Reproduce the data exactly.

-------- RECORDS

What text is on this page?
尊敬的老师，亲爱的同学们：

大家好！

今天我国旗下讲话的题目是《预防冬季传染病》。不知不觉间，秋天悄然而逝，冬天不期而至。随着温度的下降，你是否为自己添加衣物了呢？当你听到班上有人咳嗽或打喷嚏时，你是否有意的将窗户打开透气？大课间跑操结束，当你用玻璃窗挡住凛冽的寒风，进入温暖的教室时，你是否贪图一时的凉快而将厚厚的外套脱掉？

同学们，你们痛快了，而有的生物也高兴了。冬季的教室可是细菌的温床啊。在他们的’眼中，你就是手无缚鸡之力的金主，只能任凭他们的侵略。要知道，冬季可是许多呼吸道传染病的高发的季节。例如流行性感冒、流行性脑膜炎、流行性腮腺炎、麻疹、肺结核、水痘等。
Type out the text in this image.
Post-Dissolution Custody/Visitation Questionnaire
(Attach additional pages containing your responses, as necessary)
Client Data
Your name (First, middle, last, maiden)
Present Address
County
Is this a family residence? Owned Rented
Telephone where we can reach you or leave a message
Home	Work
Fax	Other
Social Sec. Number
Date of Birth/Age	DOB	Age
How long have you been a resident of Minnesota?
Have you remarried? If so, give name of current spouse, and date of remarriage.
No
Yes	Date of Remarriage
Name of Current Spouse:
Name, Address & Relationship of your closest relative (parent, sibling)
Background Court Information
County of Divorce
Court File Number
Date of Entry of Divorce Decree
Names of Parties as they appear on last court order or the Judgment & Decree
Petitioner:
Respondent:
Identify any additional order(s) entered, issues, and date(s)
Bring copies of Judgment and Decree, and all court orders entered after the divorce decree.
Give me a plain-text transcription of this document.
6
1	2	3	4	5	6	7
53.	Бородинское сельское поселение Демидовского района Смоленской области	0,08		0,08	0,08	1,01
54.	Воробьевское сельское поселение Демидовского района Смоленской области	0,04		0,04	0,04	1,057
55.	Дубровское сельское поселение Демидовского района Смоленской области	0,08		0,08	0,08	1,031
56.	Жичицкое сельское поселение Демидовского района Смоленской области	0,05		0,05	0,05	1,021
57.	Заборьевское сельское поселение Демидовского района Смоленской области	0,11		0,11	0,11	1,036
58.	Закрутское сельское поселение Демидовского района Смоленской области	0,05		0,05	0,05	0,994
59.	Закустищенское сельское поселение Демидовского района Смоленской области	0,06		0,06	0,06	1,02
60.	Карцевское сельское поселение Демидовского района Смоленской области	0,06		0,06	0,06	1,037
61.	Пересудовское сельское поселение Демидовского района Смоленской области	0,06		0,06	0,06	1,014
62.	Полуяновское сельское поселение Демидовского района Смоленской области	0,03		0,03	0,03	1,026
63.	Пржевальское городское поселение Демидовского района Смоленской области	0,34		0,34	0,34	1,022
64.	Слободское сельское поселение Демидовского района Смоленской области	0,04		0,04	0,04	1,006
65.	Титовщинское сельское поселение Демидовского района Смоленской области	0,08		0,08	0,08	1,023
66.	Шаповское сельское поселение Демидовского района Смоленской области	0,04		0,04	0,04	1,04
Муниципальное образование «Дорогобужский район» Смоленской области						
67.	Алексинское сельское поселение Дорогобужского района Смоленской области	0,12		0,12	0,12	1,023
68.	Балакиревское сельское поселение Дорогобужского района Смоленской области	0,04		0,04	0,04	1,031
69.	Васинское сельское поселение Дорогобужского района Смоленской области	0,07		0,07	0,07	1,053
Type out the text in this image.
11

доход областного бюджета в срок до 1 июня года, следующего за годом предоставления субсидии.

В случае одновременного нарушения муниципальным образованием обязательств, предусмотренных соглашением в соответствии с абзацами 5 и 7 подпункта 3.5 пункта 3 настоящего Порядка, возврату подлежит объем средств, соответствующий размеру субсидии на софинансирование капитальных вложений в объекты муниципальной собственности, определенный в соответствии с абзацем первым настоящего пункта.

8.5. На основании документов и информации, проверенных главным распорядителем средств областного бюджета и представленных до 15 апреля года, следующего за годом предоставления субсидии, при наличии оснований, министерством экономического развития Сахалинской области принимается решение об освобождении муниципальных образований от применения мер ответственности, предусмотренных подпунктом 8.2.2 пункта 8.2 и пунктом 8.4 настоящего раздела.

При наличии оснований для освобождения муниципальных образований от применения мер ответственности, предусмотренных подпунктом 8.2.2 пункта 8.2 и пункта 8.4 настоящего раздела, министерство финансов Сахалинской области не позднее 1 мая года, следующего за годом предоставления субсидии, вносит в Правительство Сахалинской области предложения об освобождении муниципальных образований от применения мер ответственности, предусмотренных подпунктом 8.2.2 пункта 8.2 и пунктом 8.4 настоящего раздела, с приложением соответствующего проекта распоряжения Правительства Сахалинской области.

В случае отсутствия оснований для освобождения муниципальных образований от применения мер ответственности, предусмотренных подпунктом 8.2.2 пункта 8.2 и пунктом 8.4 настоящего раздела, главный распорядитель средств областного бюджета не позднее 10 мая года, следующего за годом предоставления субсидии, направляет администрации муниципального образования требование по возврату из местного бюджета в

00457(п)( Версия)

----------------

*SOLUTION*
What text is on this page?
尊敬的老师，亲爱的同学们：

大家好！

今天我国旗下讲话的题目是《预防冬季传染病》。不知不觉间，秋天悄然而逝，冬天不期而至。随着温度的下降，你是否为自己添加衣物了呢？当你听到班上有人咳嗽或打喷嚏时，你是否有意的将窗户打开透气？大课间跑操结束，当你用玻璃窗挡住凛冽的寒风，进入温暖的教室时，你是否贪图一时的凉快而将厚厚的外套脱掉？

同学们，你们痛快了，而有的生物也高兴了。冬季的教室可是细菌的温床啊。在他们的’眼中，你就是手无缚鸡之力的金主，只能任凭他们的侵略。要知道，冬季可是许多呼吸道传染病的高发的季节。例如流行性感冒、流行性脑膜炎、流行性腮腺炎、麻疹、肺结核、水痘等。
Type out the text in this image.
Post-Dissolution Custody/Visitation Questionnaire
(Attach additional pages containing your responses, as necessary)
Client Data
Your name (First, middle, last, maiden)
Present Address
County
Is this a family residence? Owned Rented
Telephone where we can reach you or leave a message
Home	Work
Fax	Other
Social Sec. Number
Date of Birth/Age	DOB	Age
How long have you been a resident of Minnesota?
Have you remarried? If so, give name of current spouse, and date of remarriage.
No
Yes	Date of Remarriage
Name of Current Spouse:
Name, Address & Relationship of your closest relative (parent, sibling)
Background Court Information
County of Divorce
Court File Number
Date of Entry of Divorce Decree
Names of Parties as they appear on last court order or the Judgment & Decree
Petitioner:
Respondent:
Identify any additional order(s) entered, issues, and date(s)
Bring copies of Judgment and Decree, and all court orders entered after the divorce decree.
Give me a plain-text transcription of this document.
6
1	2	3	4	5	6	7
53.	Бородинское сельское поселение Демидовского района Смоленской области	0,08		0,08	0,08	1,01
54.	Воробьевское сельское поселение Демидовского района Смоленской области	0,04		0,04	0,04	1,057
55.	Дубровское сельское поселение Демидовского района Смоленской области	0,08		0,08	0,08	1,031
56.	Жичицкое сельское поселение Демидовского района Смоленской области	0,05		0,05	0,05	1,021
57.	Заборьевское сельское поселение Демидовского района Смоленской области	0,11		0,11	0,11	1,036
58.	Закрутское сельское поселение Демидовского района Смоленской области	0,05		0,05	0,05	0,994
59.	Закустищенское сельское поселение Демидовского района Смоленской области	0,06		0,06	0,06	1,02
60.	Карцевское сельское поселение Демидовского района Смоленской области	0,06		0,06	0,06	1,037
61.	Пересудовское сельское поселение Демидовского района Смоленской области	0,06		0,06	0,06	1,014
62.	Полуяновское сельское поселение Демидовского района Смоленской области	0,03		0,03	0,03	1,026
63.	Пржевальское городское поселение Демидовского района Смоленской области	0,34		0,34	0,34	1,022
64.	Слободское сельское поселение Демидовского района Смоленской области	0,04		0,04	0,04	1,006
65.	Титовщинское сельское поселение Демидовского района Смоленской области	0,08		0,08	0,08	1,023
66.	Шаповское сельское поселение Демидовского района Смоленской области	0,04		0,04	0,04	1,04
Муниципальное образование «Дорогобужский район» Смоленской области						
67.	Алексинское сельское поселение Дорогобужского района Смоленской области	0,12		0,12	0,12	1,023
68.	Балакиревское сельское поселение Дорогобужского района Смоленской области	0,04		0,04	0,04	1,031
69.	Васинское сельское поселение Дорогобужского района Смоленской области	0,07		0,07	0,07	1,053
Type out the text in this image.
11

доход областного бюджета в срок до 1 июня года, следующего за годом предоставления субсидии.

В случае одновременного нарушения муниципальным образованием обязательств, предусмотренных соглашением в соответствии с абзацами 5 и 7 подпункта 3.5 пункта 3 настоящего Порядка, возврату подлежит объем средств, соответствующий размеру субсидии на софинансирование капитальных вложений в объекты муниципальной собственности, определенный в соответствии с абзацем первым настоящего пункта.

8.5. На основании документов и информации, проверенных главным распорядителем средств областного бюджета и представленных до 15 апреля года, следующего за годом предоставления субсидии, при наличии оснований, министерством экономического развития Сахалинской области принимается решение об освобождении муниципальных образований от применения мер ответственности, предусмотренных подпунктом 8.2.2 пункта 8.2 и пунктом 8.4 настоящего раздела.

При наличии оснований для освобождения муниципальных образований от применения мер ответственности, предусмотренных подпунктом 8.2.2 пункта 8.2 и пункта 8.4 настоящего раздела, министерство финансов Сахалинской области не позднее 1 мая года, следующего за годом предоставления субсидии, вносит в Правительство Сахалинской области предложения об освобождении муниципальных образований от применения мер ответственности, предусмотренных подпунктом 8.2.2 пункта 8.2 и пунктом 8.4 настоящего раздела, с приложением соответствующего проекта распоряжения Правительства Сахалинской области.

В случае отсутствия оснований для освобождения муниципальных образований от применения мер ответственности, предусмотренных подпунктом 8.2.2 пункта 8.2 и пунктом 8.4 настоящего раздела, главный распорядитель средств областного бюджета не позднее 10 мая года, следующего за годом предоставления субсидии, направляет администрации муниципального образования требование по возврату из местного бюджета в

00457(п)( Версия)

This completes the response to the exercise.